Exercise description: Write out the whole listing exactly as it stands.

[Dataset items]
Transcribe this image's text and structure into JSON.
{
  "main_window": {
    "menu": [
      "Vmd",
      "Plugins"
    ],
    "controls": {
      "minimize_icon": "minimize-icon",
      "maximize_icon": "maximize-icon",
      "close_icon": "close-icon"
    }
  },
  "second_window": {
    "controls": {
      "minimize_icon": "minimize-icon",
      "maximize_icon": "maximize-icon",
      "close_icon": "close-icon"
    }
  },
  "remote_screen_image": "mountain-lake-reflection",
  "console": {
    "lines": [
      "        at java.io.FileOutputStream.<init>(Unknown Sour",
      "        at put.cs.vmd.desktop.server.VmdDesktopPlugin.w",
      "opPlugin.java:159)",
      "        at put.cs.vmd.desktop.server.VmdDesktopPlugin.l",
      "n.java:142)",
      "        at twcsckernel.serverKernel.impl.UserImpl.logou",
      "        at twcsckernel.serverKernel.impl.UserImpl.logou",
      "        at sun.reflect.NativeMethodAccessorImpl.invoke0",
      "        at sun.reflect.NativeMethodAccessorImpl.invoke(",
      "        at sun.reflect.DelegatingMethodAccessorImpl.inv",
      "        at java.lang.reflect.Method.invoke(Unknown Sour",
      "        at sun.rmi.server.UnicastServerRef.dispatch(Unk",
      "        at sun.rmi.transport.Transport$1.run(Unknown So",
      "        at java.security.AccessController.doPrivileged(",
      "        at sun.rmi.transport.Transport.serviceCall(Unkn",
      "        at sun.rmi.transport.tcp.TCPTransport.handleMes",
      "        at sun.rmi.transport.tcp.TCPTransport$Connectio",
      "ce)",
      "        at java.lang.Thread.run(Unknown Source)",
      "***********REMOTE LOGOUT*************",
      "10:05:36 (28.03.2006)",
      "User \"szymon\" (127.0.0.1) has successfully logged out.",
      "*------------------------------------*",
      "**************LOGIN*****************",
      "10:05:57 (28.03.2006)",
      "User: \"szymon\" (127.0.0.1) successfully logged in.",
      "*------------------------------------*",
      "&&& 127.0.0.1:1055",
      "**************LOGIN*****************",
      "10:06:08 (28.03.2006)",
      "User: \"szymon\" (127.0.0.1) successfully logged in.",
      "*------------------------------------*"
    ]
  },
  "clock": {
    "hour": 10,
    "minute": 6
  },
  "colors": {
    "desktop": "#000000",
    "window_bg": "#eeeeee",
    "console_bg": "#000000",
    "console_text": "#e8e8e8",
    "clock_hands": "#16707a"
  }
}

Full solution:
Transcribe this image's text and structure into JSON.
{
  "main_window": {
    "menu": [
      "Vmd",
      "Plugins"
    ],
    "controls": {
      "minimize_icon": "minimize-icon",
      "maximize_icon": "maximize-icon",
      "close_icon": "close-icon"
    }
  },
  "second_window": {
    "controls": {
      "minimize_icon": "minimize-icon",
      "maximize_icon": "maximize-icon",
      "close_icon": "close-icon"
    }
  },
  "remote_screen_image": "mountain-lake-reflection",
  "console": {
    "lines": [
      "        at java.io.FileOutputStream.<init>(Unknown Sour",
      "        at put.cs.vmd.desktop.server.VmdDesktopPlugin.w",
      "opPlugin.java:159)",
      "        at put.cs.vmd.desktop.server.VmdDesktopPlugin.l",
      "n.java:142)",
      "        at twcsckernel.serverKernel.impl.UserImpl.logou",
      "        at twcsckernel.serverKernel.impl.UserImpl.logou",
      "        at sun.reflect.NativeMethodAccessorImpl.invoke0",
      "        at sun.reflect.NativeMethodAccessorImpl.invoke(",
      "        at sun.reflect.DelegatingMethodAccessorImpl.inv",
      "        at java.lang.reflect.Method.invoke(Unknown Sour",
      "        at sun.rmi.server.UnicastServerRef.dispatch(Unk",
      "        at sun.rmi.transport.Transport$1.run(Unknown So",
      "        at java.security.AccessController.doPrivileged(",
      "        at sun.rmi.transport.Transport.serviceCall(Unkn",
      "        at sun.rmi.transport.tcp.TCPTransport.handleMes",
      "        at sun.rmi.transport.tcp.TCPTransport$Connectio",
      "ce)",
      "        at java.lang.Thread.run(Unknown Source)",
      "***********REMOTE LOGOUT*************",
      "10:05:36 (28.03.2006)",
      "User \"szymon\" (127.0.0.1) has successfully logged out.",
      "*------------------------------------*",
      "**************LOGIN*****************",
      "10:05:57 (28.03.2006)",
      "User: \"szymon\" (127.0.0.1) successfully logged in.",
      "*------------------------------------*",
      "&&& 127.0.0.1:1055",
      "**************LOGIN*****************",
      "10:06:08 (28.03.2006)",
      "User: \"szymon\" (127.0.0.1) successfully logged in.",
      "*------------------------------------*"
    ]
  },
  "clock": {
    "hour": 10,
    "minute": 6
  },
  "colors": {
    "desktop": "#000000",
    "window_bg": "#eeeeee",
    "console_bg": "#000000",
    "console_text": "#e8e8e8",
    "clock_hands": "#16707a"
  }
}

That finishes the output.